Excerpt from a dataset
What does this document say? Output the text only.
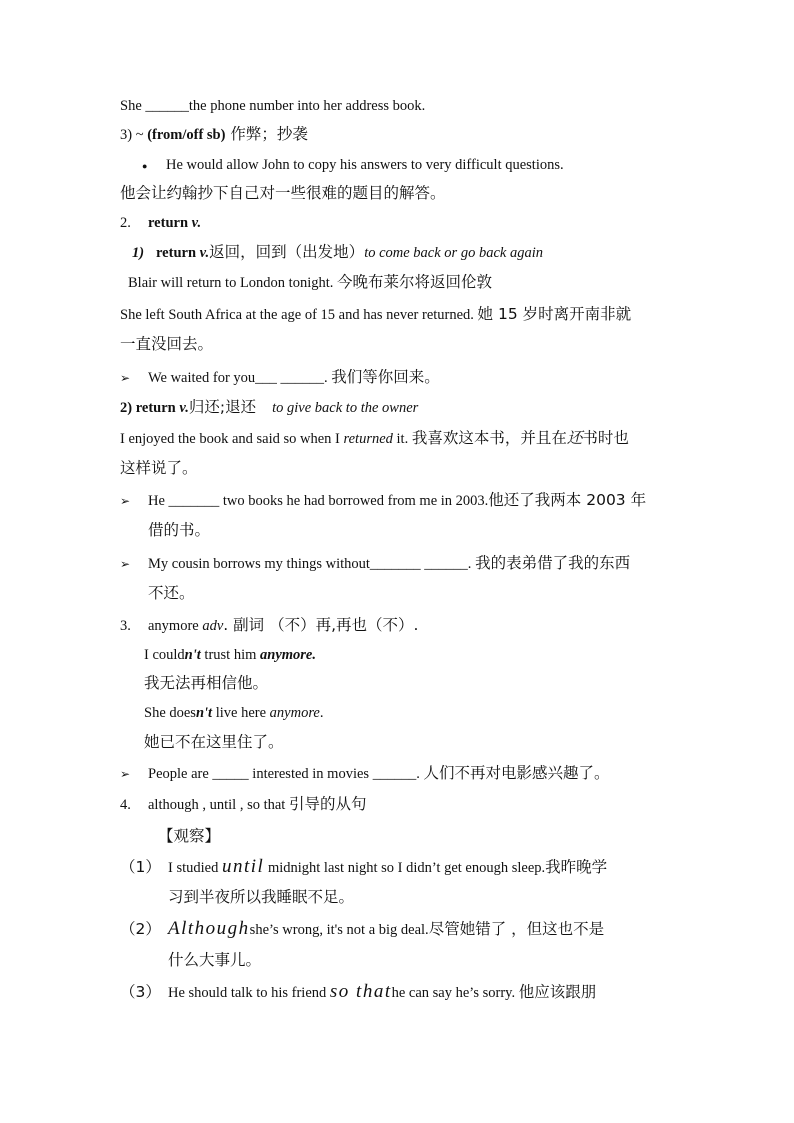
She ______the phone number into her address book.
3) ~ (from/off sb) 作弊；抄袭
● He would allow John to copy his answers to very difficult questions.
他会让约翰抄下自己对一些很难的题目的解答。
2. return v.
1) return v.返回，回到（出发地）to come back or go back again
Blair will return to London tonight. 今晚布莱尔将返回伦敦
She left South Africa at the age of 15 and has never returned. 她 15 岁时离开南非就
一直没回去。
➢ We waited for you___ ______. 我们等你回来。
2) return v.归还;退还 to give back to the owner
I enjoyed the book and said so when I returned it. 我喜欢这本书，并且在还书时也
这样说了。
➢ He _______ two books he had borrowed from me in 2003.他还了我两本 2003 年
借的书。
➢ My cousin borrows my things without_______ ______. 我的表弟借了我的东西
不还。
3. anymore adv. 副词 （不）再,再也（不）.
I couldn't trust him anymore.
我无法再相信他。
She doesn't live here anymore.
她已不在这里住了。
➢ People are _____ interested in movies ______. 人们不再对电影感兴趣了。
4. although , until , so that 引导的从句
【观察】
（1） I studied until midnight last night so I didn’t get enough sleep.我昨晚学
习到半夜所以我睡眠不足。
（2） Althoughshe’s wrong, it's not a big deal.尽管她错了 ，但这也不是
什么大事儿。
（3） He should talk to his friend so thathe can say he’s sorry. 他应该跟朋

# [WHAT YOU HAVE TO DO]
Without the images, write out each line of the data verbatim.

# [TASK OUTPUT]
What does this document say? Output the text only.
She ______the phone number into her address book.
3) ~ (from/off sb) 作弊；抄袭
● He would allow John to copy his answers to very difficult questions.
他会让约翰抄下自己对一些很难的题目的解答。
2. return v.
1) return v.返回，回到（出发地）to come back or go back again
Blair will return to London tonight. 今晚布莱尔将返回伦敦
She left South Africa at the age of 15 and has never returned. 她 15 岁时离开南非就
一直没回去。
➢ We waited for you___ ______. 我们等你回来。
2) return v.归还;退还 to give back to the owner
I enjoyed the book and said so when I returned it. 我喜欢这本书，并且在还书时也
这样说了。
➢ He _______ two books he had borrowed from me in 2003.他还了我两本 2003 年
借的书。
➢ My cousin borrows my things without_______ ______. 我的表弟借了我的东西
不还。
3. anymore adv. 副词 （不）再,再也（不）.
I couldn't trust him anymore.
我无法再相信他。
She doesn't live here anymore.
她已不在这里住了。
➢ People are _____ interested in movies ______. 人们不再对电影感兴趣了。
4. although , until , so that 引导的从句
【观察】
（1） I studied until midnight last night so I didn’t get enough sleep.我昨晚学
习到半夜所以我睡眠不足。
（2） Althoughshe’s wrong, it's not a big deal.尽管她错了 ，但这也不是
什么大事儿。
（3） He should talk to his friend so thathe can say he’s sorry. 他应该跟朋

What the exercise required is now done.